Find the lines holding the string "科力股份" in the data, then copy all of them.

- **Data lines**:
## begin

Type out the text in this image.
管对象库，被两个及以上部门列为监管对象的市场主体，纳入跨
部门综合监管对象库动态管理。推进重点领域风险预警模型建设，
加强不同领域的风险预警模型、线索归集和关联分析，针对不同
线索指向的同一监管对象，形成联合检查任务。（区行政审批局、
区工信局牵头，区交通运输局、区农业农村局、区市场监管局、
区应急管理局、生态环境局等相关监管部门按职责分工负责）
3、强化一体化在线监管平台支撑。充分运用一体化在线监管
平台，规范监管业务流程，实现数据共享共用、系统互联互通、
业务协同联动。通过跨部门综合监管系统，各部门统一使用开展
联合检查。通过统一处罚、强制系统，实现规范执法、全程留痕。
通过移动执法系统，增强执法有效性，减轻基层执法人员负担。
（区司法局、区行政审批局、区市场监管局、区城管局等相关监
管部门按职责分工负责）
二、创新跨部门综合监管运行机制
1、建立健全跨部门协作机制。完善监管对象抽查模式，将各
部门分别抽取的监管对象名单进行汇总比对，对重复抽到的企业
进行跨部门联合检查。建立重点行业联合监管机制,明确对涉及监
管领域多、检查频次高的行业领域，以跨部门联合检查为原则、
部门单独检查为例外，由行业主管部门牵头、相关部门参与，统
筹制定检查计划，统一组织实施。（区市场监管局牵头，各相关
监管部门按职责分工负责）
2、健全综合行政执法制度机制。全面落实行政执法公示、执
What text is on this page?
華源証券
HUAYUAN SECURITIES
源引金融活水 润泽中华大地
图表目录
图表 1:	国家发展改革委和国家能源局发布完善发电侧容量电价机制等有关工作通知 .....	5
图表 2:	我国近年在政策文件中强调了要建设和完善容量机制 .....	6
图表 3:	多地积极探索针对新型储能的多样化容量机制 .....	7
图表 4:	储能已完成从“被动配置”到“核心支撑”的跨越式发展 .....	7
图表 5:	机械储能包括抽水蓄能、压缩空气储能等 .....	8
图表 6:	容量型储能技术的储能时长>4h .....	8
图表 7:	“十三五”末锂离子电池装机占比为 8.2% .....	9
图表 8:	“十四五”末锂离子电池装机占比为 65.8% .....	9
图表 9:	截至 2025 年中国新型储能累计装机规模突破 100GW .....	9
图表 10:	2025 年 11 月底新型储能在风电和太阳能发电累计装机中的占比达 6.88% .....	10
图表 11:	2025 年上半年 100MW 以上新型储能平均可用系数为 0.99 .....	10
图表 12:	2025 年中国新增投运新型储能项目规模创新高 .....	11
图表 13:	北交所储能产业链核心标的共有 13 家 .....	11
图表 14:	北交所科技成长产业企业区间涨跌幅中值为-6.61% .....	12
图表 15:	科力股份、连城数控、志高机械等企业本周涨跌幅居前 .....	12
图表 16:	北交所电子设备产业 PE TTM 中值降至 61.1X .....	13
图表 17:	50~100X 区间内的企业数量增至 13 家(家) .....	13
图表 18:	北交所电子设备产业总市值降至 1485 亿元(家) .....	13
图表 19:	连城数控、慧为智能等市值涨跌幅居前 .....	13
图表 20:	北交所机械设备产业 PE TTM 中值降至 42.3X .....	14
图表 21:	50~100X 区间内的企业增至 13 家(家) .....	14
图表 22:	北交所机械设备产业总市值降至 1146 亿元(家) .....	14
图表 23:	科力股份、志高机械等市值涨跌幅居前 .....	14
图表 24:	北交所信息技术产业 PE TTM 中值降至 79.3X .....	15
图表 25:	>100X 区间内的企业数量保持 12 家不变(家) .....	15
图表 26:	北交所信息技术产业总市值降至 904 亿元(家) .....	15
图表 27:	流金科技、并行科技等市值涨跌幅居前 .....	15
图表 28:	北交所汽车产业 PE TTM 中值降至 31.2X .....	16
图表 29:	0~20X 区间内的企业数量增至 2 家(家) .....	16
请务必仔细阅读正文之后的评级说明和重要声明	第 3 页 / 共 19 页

## end

- **Answer to this exercise**:
图表 15:	科力股份、连城数控、志高机械等企业本周涨跌幅居前 .....	12
图表 23:	科力股份、志高机械等市值涨跌幅居前 .....	14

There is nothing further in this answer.